**Your goal:** Find each line with "this" and copy it.

● ● ● ● ● ● ●

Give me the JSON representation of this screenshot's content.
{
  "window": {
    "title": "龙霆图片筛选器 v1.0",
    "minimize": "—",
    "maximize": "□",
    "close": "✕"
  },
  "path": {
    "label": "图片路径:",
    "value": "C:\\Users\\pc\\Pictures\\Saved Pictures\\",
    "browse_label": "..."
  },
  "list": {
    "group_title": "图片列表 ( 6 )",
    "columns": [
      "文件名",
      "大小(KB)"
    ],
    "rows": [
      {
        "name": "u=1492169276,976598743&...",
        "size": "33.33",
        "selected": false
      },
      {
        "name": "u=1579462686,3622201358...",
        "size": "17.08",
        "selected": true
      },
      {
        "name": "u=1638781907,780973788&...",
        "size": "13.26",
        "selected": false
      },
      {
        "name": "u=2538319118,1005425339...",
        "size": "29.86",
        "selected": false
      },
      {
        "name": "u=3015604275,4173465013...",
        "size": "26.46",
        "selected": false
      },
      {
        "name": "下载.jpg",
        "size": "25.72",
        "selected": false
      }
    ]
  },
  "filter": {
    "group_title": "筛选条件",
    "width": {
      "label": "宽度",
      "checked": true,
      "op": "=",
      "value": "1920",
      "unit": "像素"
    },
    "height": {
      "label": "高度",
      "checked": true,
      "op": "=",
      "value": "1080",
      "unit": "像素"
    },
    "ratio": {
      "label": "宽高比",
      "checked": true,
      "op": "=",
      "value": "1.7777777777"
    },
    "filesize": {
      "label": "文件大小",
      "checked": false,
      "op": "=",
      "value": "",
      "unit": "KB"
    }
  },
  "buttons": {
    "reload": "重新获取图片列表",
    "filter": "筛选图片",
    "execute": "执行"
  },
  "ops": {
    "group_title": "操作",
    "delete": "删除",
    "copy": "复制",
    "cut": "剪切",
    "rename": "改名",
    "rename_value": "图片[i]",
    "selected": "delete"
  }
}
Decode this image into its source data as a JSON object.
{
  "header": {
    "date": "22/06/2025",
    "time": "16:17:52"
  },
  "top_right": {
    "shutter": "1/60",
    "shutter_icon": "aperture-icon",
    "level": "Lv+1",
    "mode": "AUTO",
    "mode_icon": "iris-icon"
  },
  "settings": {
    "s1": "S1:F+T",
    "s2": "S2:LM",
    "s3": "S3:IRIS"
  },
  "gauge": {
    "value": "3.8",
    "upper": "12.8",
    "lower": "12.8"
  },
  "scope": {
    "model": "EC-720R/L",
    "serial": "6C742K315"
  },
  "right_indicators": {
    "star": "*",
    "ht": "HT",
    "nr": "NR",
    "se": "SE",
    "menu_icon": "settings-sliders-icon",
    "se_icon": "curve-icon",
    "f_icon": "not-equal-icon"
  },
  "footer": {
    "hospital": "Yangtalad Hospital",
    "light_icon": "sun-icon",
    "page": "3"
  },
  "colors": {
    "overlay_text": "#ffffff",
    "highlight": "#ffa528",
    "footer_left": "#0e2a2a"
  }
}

● ● ● ● ● ● ●

**Complete output:**
Give me the JSON representation of this screenshot's content.
Decode this image into its source data as a JSON object.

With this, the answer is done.